▶ Exercise aim
Below is a set of entries. Reproduce exactly the lines from the one containing "Enumerate this screenshot's" through the end, both included.

▶ Given data
---
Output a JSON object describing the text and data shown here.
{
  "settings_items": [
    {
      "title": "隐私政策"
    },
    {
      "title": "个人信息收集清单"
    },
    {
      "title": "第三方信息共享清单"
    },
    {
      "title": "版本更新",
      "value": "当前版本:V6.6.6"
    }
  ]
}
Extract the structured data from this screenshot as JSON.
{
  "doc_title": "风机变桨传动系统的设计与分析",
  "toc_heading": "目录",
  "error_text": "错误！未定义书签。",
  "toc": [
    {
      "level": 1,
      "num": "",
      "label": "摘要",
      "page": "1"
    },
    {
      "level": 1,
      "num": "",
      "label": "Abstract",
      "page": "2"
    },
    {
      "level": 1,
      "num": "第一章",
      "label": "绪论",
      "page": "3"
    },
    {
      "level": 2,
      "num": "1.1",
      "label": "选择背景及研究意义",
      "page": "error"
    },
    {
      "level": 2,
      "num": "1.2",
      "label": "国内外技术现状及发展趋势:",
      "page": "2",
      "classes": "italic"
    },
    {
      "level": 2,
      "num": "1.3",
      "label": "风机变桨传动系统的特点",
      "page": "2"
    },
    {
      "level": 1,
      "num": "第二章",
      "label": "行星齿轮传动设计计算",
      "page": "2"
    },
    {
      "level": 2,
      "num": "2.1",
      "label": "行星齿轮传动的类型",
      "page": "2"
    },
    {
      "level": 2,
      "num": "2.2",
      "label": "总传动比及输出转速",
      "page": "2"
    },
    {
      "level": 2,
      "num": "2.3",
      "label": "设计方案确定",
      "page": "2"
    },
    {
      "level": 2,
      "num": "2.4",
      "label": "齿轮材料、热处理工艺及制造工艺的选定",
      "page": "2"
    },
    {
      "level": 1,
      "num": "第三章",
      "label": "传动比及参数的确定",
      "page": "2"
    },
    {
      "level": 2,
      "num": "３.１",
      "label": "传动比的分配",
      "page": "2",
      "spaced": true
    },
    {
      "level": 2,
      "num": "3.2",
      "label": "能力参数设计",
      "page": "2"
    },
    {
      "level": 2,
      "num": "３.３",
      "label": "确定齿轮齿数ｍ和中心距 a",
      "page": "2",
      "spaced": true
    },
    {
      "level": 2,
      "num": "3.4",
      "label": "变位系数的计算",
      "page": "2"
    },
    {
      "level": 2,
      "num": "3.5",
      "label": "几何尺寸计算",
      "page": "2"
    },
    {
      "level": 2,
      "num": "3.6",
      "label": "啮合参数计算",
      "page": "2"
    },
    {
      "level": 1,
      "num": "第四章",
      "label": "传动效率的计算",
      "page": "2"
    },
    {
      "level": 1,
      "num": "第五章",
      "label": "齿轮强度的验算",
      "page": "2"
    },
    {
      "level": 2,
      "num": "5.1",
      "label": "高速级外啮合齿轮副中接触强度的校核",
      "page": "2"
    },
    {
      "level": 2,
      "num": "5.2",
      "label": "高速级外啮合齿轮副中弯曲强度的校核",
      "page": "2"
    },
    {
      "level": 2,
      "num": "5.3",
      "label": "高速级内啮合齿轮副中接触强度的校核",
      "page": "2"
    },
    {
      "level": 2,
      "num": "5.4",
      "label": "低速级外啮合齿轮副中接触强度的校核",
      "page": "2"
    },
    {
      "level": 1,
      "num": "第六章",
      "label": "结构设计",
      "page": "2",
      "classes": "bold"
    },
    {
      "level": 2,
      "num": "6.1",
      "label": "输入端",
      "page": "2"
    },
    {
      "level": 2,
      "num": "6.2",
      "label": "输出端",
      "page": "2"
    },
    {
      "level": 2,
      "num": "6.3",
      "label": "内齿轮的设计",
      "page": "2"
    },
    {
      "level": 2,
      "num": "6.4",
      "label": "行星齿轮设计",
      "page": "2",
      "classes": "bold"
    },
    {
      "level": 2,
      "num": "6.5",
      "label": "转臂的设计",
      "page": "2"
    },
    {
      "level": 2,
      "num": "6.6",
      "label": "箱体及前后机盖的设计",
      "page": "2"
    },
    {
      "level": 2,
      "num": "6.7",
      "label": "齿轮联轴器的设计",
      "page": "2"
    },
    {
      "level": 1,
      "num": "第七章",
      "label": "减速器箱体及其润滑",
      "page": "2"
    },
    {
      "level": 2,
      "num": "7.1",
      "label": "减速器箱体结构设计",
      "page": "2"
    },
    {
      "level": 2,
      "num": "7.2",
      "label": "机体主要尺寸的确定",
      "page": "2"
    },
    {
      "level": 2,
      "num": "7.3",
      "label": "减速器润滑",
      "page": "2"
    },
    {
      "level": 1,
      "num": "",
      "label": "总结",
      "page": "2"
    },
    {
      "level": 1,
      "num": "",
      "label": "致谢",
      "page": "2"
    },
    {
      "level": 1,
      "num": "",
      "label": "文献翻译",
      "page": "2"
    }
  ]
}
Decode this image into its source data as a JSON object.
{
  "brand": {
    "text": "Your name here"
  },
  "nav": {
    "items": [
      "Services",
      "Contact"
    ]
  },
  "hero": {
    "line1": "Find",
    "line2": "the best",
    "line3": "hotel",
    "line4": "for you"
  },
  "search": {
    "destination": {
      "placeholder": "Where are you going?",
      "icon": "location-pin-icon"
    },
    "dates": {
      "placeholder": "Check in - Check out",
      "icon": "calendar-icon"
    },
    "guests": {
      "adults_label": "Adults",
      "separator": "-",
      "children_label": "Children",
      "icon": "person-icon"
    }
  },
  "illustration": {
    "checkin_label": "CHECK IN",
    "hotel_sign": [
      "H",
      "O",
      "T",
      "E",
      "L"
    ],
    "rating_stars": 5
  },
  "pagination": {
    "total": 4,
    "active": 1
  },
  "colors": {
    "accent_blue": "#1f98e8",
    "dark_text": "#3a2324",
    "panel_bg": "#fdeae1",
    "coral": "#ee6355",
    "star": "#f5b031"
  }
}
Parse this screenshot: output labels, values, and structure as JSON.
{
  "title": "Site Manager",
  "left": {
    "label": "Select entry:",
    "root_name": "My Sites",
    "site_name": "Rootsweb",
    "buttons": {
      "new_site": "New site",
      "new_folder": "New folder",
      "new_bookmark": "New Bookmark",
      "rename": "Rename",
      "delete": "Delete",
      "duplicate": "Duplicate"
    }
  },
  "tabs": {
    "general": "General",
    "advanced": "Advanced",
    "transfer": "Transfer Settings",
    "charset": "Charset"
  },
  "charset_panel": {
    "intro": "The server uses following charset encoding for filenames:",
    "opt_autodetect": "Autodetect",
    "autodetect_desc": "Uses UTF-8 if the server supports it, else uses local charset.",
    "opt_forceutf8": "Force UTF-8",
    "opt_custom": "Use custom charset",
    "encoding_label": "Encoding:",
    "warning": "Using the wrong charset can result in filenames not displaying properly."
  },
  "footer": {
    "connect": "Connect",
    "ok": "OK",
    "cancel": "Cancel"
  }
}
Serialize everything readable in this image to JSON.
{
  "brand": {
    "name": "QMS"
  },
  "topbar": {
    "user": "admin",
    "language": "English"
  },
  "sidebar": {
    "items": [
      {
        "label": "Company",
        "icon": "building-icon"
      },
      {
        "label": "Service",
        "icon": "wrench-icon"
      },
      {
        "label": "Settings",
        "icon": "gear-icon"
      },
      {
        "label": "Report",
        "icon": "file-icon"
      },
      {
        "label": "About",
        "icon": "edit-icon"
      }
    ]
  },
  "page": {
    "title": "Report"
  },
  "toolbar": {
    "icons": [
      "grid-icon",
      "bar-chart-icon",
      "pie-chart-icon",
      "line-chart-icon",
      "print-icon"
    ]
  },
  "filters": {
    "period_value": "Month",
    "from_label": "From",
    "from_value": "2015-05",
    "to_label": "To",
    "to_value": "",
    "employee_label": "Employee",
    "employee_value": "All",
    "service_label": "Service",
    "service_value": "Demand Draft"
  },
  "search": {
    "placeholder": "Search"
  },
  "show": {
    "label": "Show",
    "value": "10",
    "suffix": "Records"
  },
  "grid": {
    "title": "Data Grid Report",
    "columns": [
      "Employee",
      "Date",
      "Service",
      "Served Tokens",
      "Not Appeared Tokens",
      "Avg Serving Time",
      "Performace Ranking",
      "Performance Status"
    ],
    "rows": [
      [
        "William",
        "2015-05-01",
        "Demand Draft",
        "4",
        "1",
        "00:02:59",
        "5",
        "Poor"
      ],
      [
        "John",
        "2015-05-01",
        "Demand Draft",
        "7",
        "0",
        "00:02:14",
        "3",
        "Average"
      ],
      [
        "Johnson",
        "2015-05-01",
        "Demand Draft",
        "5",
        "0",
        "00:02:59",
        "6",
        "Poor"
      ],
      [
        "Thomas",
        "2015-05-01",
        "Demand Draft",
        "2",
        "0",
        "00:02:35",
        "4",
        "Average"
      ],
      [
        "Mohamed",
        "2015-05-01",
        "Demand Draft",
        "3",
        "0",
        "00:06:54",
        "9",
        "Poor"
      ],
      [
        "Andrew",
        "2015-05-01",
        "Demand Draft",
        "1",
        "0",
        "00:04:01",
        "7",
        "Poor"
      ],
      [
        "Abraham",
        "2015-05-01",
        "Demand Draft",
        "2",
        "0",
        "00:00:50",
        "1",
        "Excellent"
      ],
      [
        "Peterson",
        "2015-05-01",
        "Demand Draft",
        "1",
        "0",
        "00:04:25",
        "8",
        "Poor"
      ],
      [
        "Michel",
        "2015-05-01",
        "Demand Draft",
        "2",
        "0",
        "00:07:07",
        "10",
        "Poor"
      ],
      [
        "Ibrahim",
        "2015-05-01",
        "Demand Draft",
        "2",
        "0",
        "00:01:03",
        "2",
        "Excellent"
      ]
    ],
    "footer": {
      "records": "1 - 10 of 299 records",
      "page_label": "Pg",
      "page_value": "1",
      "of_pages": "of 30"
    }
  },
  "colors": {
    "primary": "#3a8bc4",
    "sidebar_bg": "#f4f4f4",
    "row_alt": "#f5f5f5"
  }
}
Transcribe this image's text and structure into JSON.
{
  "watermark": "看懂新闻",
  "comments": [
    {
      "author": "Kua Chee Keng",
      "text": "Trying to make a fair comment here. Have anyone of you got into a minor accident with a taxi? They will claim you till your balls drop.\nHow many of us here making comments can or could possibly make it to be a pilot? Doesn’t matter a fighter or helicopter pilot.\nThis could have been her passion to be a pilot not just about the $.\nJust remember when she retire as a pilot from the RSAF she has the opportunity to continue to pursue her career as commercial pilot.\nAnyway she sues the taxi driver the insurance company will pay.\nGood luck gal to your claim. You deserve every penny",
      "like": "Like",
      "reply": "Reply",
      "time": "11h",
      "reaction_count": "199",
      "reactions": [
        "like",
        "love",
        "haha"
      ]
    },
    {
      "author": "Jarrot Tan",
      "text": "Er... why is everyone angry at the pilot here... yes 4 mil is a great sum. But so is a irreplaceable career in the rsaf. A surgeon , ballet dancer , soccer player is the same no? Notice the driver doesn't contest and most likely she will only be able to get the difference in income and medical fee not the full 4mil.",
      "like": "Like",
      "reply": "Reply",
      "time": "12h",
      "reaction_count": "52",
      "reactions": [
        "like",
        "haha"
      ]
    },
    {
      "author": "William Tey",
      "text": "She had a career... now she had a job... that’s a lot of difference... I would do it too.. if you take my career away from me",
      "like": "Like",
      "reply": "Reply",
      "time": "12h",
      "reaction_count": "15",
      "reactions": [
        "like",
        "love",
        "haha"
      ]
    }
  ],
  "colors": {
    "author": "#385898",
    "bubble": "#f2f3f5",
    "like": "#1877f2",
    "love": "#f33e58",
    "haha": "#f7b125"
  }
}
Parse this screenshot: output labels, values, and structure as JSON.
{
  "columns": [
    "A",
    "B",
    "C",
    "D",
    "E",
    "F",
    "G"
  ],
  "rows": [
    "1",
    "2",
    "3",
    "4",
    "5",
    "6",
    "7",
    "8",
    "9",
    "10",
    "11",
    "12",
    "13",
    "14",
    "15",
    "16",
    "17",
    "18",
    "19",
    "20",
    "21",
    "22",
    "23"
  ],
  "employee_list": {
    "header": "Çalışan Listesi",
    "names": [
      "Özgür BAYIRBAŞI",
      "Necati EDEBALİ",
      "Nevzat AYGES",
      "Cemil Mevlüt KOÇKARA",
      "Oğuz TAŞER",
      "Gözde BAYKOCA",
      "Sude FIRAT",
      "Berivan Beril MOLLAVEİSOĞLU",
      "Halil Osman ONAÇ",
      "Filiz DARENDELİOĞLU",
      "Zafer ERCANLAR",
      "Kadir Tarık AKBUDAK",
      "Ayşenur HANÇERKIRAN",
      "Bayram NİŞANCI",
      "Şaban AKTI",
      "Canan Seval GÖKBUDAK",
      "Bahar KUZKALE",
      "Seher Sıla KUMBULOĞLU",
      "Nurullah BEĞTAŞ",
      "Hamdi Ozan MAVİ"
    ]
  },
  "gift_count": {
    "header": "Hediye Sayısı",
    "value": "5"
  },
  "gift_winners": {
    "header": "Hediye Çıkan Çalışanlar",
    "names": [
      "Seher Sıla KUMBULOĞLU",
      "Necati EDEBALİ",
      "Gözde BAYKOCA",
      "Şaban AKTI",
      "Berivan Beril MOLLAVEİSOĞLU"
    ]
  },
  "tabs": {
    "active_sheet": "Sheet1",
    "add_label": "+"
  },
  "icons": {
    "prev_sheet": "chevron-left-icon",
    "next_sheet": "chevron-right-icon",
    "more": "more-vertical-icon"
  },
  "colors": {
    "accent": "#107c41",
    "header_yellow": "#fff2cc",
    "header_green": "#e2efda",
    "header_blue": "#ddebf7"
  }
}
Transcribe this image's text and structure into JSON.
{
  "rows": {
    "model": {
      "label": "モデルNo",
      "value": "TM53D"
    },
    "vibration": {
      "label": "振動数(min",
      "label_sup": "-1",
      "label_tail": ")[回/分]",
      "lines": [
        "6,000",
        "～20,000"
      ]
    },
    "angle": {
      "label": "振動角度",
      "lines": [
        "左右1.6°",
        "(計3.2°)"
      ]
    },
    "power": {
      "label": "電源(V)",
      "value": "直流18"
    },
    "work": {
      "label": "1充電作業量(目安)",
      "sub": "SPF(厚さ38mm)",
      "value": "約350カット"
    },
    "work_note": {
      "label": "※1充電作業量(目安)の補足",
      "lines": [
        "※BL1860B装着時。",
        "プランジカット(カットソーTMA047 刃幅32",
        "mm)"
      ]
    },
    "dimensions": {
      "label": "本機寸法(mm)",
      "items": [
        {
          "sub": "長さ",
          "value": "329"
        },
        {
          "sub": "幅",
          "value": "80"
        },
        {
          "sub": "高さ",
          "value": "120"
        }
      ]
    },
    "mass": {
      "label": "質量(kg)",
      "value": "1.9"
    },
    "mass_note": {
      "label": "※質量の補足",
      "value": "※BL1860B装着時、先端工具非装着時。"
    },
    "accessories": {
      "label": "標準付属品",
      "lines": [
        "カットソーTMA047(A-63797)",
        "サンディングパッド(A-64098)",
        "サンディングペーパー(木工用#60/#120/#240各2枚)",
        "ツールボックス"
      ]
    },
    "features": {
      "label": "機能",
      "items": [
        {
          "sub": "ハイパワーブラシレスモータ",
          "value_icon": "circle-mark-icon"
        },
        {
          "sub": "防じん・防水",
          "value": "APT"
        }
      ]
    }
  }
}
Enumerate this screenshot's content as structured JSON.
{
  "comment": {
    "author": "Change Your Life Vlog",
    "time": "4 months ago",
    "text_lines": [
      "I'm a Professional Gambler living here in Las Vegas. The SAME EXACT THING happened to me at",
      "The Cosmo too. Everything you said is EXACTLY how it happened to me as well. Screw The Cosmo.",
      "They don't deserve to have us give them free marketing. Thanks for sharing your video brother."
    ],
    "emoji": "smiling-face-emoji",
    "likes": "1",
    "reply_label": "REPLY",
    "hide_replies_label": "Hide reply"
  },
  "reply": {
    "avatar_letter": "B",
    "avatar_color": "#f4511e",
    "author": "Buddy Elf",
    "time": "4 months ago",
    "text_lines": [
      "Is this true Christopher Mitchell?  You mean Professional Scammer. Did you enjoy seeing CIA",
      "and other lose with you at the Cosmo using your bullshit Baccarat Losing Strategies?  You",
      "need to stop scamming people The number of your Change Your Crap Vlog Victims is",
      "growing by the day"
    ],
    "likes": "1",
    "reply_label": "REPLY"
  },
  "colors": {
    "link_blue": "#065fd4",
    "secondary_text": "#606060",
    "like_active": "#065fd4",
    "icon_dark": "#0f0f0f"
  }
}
---
▶ Response to the task
Enumerate this screenshot's content as structured JSON.
{
  "comment": {
    "author": "Change Your Life Vlog",
    "time": "4 months ago",
    "text_lines": [
      "I'm a Professional Gambler living here in Las Vegas. The SAME EXACT THING happened to me at",
      "The Cosmo too. Everything you said is EXACTLY how it happened to me as well. Screw The Cosmo.",
      "They don't deserve to have us give them free marketing. Thanks for sharing your video brother."
    ],
    "emoji": "smiling-face-emoji",
    "likes": "1",
    "reply_label": "REPLY",
    "hide_replies_label": "Hide reply"
  },
  "reply": {
    "avatar_letter": "B",
    "avatar_color": "#f4511e",
    "author": "Buddy Elf",
    "time": "4 months ago",
    "text_lines": [
      "Is this true Christopher Mitchell?  You mean Professional Scammer. Did you enjoy seeing CIA",
      "and other lose with you at the Cosmo using your bullshit Baccarat Losing Strategies?  You",
      "need to stop scamming people The number of your Change Your Crap Vlog Victims is",
      "growing by the day"
    ],
    "likes": "1",
    "reply_label": "REPLY"
  },
  "colors": {
    "link_blue": "#065fd4",
    "secondary_text": "#606060",
    "like_active": "#065fd4",
    "icon_dark": "#0f0f0f"
  }
}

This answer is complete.